▶ Data provided:
--------
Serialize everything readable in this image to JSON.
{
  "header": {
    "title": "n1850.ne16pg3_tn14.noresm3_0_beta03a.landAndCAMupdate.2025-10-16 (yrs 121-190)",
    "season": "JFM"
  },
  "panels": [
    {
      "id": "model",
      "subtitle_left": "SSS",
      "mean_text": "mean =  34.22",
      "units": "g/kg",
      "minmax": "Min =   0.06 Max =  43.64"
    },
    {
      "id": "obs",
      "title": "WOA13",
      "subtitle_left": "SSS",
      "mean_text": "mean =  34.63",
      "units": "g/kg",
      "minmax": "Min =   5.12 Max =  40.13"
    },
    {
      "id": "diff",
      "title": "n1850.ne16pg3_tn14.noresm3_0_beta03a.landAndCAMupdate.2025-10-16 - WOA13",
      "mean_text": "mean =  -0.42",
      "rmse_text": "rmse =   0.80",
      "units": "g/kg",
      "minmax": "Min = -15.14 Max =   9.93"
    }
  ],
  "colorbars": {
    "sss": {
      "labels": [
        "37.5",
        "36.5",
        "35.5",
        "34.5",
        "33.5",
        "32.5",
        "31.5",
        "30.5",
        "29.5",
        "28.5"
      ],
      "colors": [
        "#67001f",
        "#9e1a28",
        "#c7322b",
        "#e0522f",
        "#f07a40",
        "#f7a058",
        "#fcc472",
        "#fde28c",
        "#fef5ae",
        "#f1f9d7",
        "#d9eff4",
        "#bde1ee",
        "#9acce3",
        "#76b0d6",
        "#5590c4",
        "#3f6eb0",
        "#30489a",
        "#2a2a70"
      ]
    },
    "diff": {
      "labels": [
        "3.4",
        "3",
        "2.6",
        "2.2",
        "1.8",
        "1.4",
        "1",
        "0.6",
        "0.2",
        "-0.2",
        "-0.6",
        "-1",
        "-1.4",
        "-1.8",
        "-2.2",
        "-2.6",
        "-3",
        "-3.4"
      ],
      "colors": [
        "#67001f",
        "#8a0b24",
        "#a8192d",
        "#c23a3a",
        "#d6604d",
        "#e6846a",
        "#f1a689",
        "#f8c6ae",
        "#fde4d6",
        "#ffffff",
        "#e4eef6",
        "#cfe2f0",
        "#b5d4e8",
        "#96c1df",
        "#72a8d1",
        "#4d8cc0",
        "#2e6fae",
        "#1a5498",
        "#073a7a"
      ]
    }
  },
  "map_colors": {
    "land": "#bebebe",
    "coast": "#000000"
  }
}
--------
▶ Problem:
Copy the records above exactly.

▶ Exercise answer:
Serialize everything readable in this image to JSON.
{
  "header": {
    "title": "n1850.ne16pg3_tn14.noresm3_0_beta03a.landAndCAMupdate.2025-10-16 (yrs 121-190)",
    "season": "JFM"
  },
  "panels": [
    {
      "id": "model",
      "subtitle_left": "SSS",
      "mean_text": "mean =  34.22",
      "units": "g/kg",
      "minmax": "Min =   0.06 Max =  43.64"
    },
    {
      "id": "obs",
      "title": "WOA13",
      "subtitle_left": "SSS",
      "mean_text": "mean =  34.63",
      "units": "g/kg",
      "minmax": "Min =   5.12 Max =  40.13"
    },
    {
      "id": "diff",
      "title": "n1850.ne16pg3_tn14.noresm3_0_beta03a.landAndCAMupdate.2025-10-16 - WOA13",
      "mean_text": "mean =  -0.42",
      "rmse_text": "rmse =   0.80",
      "units": "g/kg",
      "minmax": "Min = -15.14 Max =   9.93"
    }
  ],
  "colorbars": {
    "sss": {
      "labels": [
        "37.5",
        "36.5",
        "35.5",
        "34.5",
        "33.5",
        "32.5",
        "31.5",
        "30.5",
        "29.5",
        "28.5"
      ],
      "colors": [
        "#67001f",
        "#9e1a28",
        "#c7322b",
        "#e0522f",
        "#f07a40",
        "#f7a058",
        "#fcc472",
        "#fde28c",
        "#fef5ae",
        "#f1f9d7",
        "#d9eff4",
        "#bde1ee",
        "#9acce3",
        "#76b0d6",
        "#5590c4",
        "#3f6eb0",
        "#30489a",
        "#2a2a70"
      ]
    },
    "diff": {
      "labels": [
        "3.4",
        "3",
        "2.6",
        "2.2",
        "1.8",
        "1.4",
        "1",
        "0.6",
        "0.2",
        "-0.2",
        "-0.6",
        "-1",
        "-1.4",
        "-1.8",
        "-2.2",
        "-2.6",
        "-3",
        "-3.4"
      ],
      "colors": [
        "#67001f",
        "#8a0b24",
        "#a8192d",
        "#c23a3a",
        "#d6604d",
        "#e6846a",
        "#f1a689",
        "#f8c6ae",
        "#fde4d6",
        "#ffffff",
        "#e4eef6",
        "#cfe2f0",
        "#b5d4e8",
        "#96c1df",
        "#72a8d1",
        "#4d8cc0",
        "#2e6fae",
        "#1a5498",
        "#073a7a"
      ]
    }
  },
  "map_colors": {
    "land": "#bebebe",
    "coast": "#000000"
  }
}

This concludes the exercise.